> INFORMATION SHOWN
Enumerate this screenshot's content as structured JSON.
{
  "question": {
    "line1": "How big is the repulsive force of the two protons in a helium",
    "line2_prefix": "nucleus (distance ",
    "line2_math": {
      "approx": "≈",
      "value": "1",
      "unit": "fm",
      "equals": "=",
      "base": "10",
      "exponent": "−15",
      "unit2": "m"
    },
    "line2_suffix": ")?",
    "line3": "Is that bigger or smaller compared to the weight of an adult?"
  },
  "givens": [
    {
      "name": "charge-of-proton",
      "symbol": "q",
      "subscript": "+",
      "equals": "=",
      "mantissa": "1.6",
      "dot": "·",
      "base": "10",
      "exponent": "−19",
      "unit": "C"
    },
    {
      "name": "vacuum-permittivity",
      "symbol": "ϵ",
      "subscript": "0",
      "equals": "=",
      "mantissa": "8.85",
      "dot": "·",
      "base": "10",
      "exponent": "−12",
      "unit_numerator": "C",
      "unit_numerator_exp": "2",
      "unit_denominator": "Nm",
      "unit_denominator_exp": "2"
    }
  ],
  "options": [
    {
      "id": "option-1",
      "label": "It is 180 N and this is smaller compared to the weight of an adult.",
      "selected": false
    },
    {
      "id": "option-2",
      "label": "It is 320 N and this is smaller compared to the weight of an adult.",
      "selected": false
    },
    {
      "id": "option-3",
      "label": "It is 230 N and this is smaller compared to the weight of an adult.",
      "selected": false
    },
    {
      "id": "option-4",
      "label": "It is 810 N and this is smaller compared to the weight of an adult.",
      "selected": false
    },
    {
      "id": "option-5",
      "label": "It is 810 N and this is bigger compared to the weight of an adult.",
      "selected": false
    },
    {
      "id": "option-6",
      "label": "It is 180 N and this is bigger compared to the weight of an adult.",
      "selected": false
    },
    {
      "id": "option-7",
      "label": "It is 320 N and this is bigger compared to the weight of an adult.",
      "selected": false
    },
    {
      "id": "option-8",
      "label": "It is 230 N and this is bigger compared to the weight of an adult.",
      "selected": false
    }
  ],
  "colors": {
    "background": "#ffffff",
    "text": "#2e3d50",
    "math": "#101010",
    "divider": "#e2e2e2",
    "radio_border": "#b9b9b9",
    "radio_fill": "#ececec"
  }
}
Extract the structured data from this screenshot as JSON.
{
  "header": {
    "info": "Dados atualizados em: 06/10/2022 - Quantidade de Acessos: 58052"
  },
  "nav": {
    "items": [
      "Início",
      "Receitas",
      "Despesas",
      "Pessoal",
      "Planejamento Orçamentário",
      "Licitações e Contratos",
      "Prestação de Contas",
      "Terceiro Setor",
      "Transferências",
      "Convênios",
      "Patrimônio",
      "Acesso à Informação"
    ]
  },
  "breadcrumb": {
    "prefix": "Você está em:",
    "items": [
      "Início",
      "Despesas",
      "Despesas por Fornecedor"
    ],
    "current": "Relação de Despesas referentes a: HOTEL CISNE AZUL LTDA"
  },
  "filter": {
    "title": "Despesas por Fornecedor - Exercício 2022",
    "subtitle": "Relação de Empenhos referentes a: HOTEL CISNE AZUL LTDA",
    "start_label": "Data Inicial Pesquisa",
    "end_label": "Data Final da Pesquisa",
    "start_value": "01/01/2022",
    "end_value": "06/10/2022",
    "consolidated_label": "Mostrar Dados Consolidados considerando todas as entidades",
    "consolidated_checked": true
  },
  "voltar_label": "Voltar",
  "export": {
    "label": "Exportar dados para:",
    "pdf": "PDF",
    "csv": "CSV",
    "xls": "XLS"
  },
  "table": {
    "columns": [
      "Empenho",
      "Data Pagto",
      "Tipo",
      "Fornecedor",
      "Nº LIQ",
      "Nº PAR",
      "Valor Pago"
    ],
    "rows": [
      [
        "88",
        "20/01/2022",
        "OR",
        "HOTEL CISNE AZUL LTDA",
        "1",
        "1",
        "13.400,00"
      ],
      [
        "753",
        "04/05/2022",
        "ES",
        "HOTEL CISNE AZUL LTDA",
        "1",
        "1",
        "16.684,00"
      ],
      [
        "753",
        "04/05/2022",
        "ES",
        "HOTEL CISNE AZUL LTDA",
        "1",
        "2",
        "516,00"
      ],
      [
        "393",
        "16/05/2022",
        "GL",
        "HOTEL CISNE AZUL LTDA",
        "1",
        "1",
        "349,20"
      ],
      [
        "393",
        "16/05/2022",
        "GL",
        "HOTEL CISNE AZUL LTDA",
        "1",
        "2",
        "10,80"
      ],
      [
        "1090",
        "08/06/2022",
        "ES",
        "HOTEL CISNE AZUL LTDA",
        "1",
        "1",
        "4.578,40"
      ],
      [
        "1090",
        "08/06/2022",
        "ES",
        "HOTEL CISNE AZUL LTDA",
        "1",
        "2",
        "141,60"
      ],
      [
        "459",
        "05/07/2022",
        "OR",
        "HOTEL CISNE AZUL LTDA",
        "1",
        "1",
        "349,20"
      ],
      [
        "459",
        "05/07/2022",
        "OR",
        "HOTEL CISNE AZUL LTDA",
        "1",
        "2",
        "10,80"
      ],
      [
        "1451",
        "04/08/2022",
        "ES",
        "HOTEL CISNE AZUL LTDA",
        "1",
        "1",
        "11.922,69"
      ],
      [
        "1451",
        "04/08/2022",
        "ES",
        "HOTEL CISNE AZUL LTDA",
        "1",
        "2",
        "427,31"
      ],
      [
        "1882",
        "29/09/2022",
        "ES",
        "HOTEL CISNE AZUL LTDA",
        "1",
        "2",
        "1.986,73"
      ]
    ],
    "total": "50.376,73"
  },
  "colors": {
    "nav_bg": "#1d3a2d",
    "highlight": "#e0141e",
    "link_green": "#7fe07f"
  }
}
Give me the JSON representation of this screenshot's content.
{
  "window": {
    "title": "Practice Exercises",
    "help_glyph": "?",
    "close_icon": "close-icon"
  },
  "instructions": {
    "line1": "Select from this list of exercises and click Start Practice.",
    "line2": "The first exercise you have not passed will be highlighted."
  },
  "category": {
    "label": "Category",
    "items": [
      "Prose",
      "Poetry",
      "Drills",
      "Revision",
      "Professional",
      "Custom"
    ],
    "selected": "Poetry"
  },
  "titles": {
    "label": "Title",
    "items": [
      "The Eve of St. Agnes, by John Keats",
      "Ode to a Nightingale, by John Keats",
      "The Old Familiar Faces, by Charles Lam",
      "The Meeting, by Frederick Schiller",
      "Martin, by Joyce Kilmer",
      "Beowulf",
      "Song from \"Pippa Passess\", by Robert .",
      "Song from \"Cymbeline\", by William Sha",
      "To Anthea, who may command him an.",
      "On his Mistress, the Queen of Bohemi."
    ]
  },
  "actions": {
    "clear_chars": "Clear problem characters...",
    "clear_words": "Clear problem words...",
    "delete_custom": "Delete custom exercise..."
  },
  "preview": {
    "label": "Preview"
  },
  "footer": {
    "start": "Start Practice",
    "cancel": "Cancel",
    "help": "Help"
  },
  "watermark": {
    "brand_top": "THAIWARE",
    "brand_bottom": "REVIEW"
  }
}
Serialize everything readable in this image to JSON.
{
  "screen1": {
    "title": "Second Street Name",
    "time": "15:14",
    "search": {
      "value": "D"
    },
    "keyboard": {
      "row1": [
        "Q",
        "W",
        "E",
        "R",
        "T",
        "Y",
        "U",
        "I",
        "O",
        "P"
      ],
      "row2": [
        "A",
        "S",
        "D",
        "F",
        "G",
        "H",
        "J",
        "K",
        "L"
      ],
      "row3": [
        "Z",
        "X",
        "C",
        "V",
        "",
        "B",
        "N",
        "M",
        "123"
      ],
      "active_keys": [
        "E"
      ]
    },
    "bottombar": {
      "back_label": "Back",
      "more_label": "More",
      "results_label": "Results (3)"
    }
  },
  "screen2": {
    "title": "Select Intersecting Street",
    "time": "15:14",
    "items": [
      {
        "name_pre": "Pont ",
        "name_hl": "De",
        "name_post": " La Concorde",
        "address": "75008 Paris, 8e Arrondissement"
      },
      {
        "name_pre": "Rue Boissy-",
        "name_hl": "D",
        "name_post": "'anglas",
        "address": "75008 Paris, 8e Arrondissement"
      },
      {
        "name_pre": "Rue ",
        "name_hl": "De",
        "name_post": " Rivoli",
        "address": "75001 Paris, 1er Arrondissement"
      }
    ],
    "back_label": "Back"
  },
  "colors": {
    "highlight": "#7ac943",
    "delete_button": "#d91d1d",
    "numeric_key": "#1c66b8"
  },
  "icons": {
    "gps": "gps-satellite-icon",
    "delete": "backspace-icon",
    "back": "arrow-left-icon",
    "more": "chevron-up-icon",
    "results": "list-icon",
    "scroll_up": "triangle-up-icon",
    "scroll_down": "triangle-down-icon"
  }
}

> CHALLENGE
Extract from the material all lines containing the string "triangle".

> REPLY TO THE EXERCISE
    "scroll_up": "triangle-up-icon",
    "scroll_down": "triangle-down-icon"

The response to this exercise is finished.